- _What to do_: Print the data exactly, leaving nothing out.
═══ Supplied records ═══
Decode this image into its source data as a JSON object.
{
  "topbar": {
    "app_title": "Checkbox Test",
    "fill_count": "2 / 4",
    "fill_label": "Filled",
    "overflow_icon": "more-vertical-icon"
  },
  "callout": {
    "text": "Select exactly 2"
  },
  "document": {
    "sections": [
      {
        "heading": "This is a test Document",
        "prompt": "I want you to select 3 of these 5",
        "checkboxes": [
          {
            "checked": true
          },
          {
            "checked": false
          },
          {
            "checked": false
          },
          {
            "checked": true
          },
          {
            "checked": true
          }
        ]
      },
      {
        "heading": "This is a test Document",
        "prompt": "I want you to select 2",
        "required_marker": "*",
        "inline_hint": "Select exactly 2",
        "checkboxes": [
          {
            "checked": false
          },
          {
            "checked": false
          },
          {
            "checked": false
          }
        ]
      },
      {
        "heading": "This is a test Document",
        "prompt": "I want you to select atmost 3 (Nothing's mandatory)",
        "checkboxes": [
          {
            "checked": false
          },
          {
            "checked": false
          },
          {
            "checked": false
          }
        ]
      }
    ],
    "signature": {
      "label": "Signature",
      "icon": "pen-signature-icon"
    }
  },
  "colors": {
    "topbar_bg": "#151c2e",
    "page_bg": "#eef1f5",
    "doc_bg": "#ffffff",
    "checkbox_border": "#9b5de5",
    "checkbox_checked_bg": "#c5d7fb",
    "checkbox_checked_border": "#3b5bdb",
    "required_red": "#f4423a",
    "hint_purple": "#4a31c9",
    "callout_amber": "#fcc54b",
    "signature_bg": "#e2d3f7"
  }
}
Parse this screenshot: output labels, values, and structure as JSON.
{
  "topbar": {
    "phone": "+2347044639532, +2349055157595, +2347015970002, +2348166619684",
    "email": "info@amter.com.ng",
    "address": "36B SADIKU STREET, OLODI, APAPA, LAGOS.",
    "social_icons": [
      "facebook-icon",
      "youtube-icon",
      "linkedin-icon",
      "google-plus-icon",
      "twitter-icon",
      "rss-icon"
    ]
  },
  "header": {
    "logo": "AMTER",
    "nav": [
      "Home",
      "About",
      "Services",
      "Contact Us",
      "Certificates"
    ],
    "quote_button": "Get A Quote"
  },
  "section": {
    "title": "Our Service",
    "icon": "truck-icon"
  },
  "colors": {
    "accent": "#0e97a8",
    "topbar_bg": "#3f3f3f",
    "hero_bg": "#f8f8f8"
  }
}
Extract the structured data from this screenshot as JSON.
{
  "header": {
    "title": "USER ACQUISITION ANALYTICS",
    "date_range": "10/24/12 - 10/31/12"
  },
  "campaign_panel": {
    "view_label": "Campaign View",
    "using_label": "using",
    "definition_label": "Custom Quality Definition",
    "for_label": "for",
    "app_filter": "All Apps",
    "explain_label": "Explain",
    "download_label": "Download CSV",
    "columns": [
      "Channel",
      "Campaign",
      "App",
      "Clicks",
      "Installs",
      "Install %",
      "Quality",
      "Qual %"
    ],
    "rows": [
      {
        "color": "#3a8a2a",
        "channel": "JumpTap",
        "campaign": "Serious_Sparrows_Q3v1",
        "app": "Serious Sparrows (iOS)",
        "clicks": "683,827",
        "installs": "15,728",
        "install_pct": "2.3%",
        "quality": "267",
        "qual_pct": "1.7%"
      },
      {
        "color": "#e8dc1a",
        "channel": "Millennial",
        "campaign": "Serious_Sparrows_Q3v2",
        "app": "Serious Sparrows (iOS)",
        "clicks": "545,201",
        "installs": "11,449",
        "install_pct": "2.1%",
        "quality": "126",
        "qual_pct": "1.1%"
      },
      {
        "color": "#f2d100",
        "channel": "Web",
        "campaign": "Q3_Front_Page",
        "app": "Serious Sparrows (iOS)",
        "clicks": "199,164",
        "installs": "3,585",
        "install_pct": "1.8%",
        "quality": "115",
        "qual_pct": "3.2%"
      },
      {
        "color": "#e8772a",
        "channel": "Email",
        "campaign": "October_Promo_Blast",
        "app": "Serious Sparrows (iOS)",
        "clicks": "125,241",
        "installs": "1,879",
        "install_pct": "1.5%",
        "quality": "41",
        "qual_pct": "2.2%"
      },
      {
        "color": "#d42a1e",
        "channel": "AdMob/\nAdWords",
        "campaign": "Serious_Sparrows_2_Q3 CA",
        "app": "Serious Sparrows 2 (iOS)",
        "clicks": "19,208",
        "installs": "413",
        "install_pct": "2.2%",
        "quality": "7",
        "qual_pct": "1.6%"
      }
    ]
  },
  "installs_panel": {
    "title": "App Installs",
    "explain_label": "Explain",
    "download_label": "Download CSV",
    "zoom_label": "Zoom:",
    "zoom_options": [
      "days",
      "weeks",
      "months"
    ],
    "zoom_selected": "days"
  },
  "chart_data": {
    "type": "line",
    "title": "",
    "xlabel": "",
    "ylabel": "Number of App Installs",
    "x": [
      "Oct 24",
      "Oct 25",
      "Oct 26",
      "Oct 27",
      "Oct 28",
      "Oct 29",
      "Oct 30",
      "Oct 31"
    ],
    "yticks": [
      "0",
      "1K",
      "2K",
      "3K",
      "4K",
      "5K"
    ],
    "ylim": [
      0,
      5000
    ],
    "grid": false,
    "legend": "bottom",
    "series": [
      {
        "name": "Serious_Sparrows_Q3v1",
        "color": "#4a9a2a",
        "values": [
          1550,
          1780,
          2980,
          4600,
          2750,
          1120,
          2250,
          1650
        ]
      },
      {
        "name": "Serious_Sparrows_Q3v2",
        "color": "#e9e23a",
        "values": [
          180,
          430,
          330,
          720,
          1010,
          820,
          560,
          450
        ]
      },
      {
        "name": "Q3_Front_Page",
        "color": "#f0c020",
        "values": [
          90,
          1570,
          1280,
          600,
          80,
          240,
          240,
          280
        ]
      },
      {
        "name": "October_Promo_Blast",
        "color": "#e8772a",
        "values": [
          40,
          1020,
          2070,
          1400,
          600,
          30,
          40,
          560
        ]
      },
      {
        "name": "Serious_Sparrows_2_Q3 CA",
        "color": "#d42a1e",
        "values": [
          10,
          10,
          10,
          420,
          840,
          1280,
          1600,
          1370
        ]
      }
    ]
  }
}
═══
- _Full answer_:
Decode this image into its source data as a JSON object.
{
  "topbar": {
    "app_title": "Checkbox Test",
    "fill_count": "2 / 4",
    "fill_label": "Filled",
    "overflow_icon": "more-vertical-icon"
  },
  "callout": {
    "text": "Select exactly 2"
  },
  "document": {
    "sections": [
      {
        "heading": "This is a test Document",
        "prompt": "I want you to select 3 of these 5",
        "checkboxes": [
          {
            "checked": true
          },
          {
            "checked": false
          },
          {
            "checked": false
          },
          {
            "checked": true
          },
          {
            "checked": true
          }
        ]
      },
      {
        "heading": "This is a test Document",
        "prompt": "I want you to select 2",
        "required_marker": "*",
        "inline_hint": "Select exactly 2",
        "checkboxes": [
          {
            "checked": false
          },
          {
            "checked": false
          },
          {
            "checked": false
          }
        ]
      },
      {
        "heading": "This is a test Document",
        "prompt": "I want you to select atmost 3 (Nothing's mandatory)",
        "checkboxes": [
          {
            "checked": false
          },
          {
            "checked": false
          },
          {
            "checked": false
          }
        ]
      }
    ],
    "signature": {
      "label": "Signature",
      "icon": "pen-signature-icon"
    }
  },
  "colors": {
    "topbar_bg": "#151c2e",
    "page_bg": "#eef1f5",
    "doc_bg": "#ffffff",
    "checkbox_border": "#9b5de5",
    "checkbox_checked_bg": "#c5d7fb",
    "checkbox_checked_border": "#3b5bdb",
    "required_red": "#f4423a",
    "hint_purple": "#4a31c9",
    "callout_amber": "#fcc54b",
    "signature_bg": "#e2d3f7"
  }
}
Parse this screenshot: output labels, values, and structure as JSON.
{
  "topbar": {
    "phone": "+2347044639532, +2349055157595, +2347015970002, +2348166619684",
    "email": "info@amter.com.ng",
    "address": "36B SADIKU STREET, OLODI, APAPA, LAGOS.",
    "social_icons": [
      "facebook-icon",
      "youtube-icon",
      "linkedin-icon",
      "google-plus-icon",
      "twitter-icon",
      "rss-icon"
    ]
  },
  "header": {
    "logo": "AMTER",
    "nav": [
      "Home",
      "About",
      "Services",
      "Contact Us",
      "Certificates"
    ],
    "quote_button": "Get A Quote"
  },
  "section": {
    "title": "Our Service",
    "icon": "truck-icon"
  },
  "colors": {
    "accent": "#0e97a8",
    "topbar_bg": "#3f3f3f",
    "hero_bg": "#f8f8f8"
  }
}
Extract the structured data from this screenshot as JSON.
{
  "header": {
    "title": "USER ACQUISITION ANALYTICS",
    "date_range": "10/24/12 - 10/31/12"
  },
  "campaign_panel": {
    "view_label": "Campaign View",
    "using_label": "using",
    "definition_label": "Custom Quality Definition",
    "for_label": "for",
    "app_filter": "All Apps",
    "explain_label": "Explain",
    "download_label": "Download CSV",
    "columns": [
      "Channel",
      "Campaign",
      "App",
      "Clicks",
      "Installs",
      "Install %",
      "Quality",
      "Qual %"
    ],
    "rows": [
      {
        "color": "#3a8a2a",
        "channel": "JumpTap",
        "campaign": "Serious_Sparrows_Q3v1",
        "app": "Serious Sparrows (iOS)",
        "clicks": "683,827",
        "installs": "15,728",
        "install_pct": "2.3%",
        "quality": "267",
        "qual_pct": "1.7%"
      },
      {
        "color": "#e8dc1a",
        "channel": "Millennial",
        "campaign": "Serious_Sparrows_Q3v2",
        "app": "Serious Sparrows (iOS)",
        "clicks": "545,201",
        "installs": "11,449",
        "install_pct": "2.1%",
        "quality": "126",
        "qual_pct": "1.1%"
      },
      {
        "color": "#f2d100",
        "channel": "Web",
        "campaign": "Q3_Front_Page",
        "app": "Serious Sparrows (iOS)",
        "clicks": "199,164",
        "installs": "3,585",
        "install_pct": "1.8%",
        "quality": "115",
        "qual_pct": "3.2%"
      },
      {
        "color": "#e8772a",
        "channel": "Email",
        "campaign": "October_Promo_Blast",
        "app": "Serious Sparrows (iOS)",
        "clicks": "125,241",
        "installs": "1,879",
        "install_pct": "1.5%",
        "quality": "41",
        "qual_pct": "2.2%"
      },
      {
        "color": "#d42a1e",
        "channel": "AdMob/\nAdWords",
        "campaign": "Serious_Sparrows_2_Q3 CA",
        "app": "Serious Sparrows 2 (iOS)",
        "clicks": "19,208",
        "installs": "413",
        "install_pct": "2.2%",
        "quality": "7",
        "qual_pct": "1.6%"
      }
    ]
  },
  "installs_panel": {
    "title": "App Installs",
    "explain_label": "Explain",
    "download_label": "Download CSV",
    "zoom_label": "Zoom:",
    "zoom_options": [
      "days",
      "weeks",
      "months"
    ],
    "zoom_selected": "days"
  },
  "chart_data": {
    "type": "line",
    "title": "",
    "xlabel": "",
    "ylabel": "Number of App Installs",
    "x": [
      "Oct 24",
      "Oct 25",
      "Oct 26",
      "Oct 27",
      "Oct 28",
      "Oct 29",
      "Oct 30",
      "Oct 31"
    ],
    "yticks": [
      "0",
      "1K",
      "2K",
      "3K",
      "4K",
      "5K"
    ],
    "ylim": [
      0,
      5000
    ],
    "grid": false,
    "legend": "bottom",
    "series": [
      {
        "name": "Serious_Sparrows_Q3v1",
        "color": "#4a9a2a",
        "values": [
          1550,
          1780,
          2980,
          4600,
          2750,
          1120,
          2250,
          1650
        ]
      },
      {
        "name": "Serious_Sparrows_Q3v2",
        "color": "#e9e23a",
        "values": [
          180,
          430,
          330,
          720,
          1010,
          820,
          560,
          450
        ]
      },
      {
        "name": "Q3_Front_Page",
        "color": "#f0c020",
        "values": [
          90,
          1570,
          1280,
          600,
          80,
          240,
          240,
          280
        ]
      },
      {
        "name": "October_Promo_Blast",
        "color": "#e8772a",
        "values": [
          40,
          1020,
          2070,
          1400,
          600,
          30,
          40,
          560
        ]
      },
      {
        "name": "Serious_Sparrows_2_Q3 CA",
        "color": "#d42a1e",
        "values": [
          10,
          10,
          10,
          420,
          840,
          1280,
          1600,
          1370
        ]
      }
    ]
  }
}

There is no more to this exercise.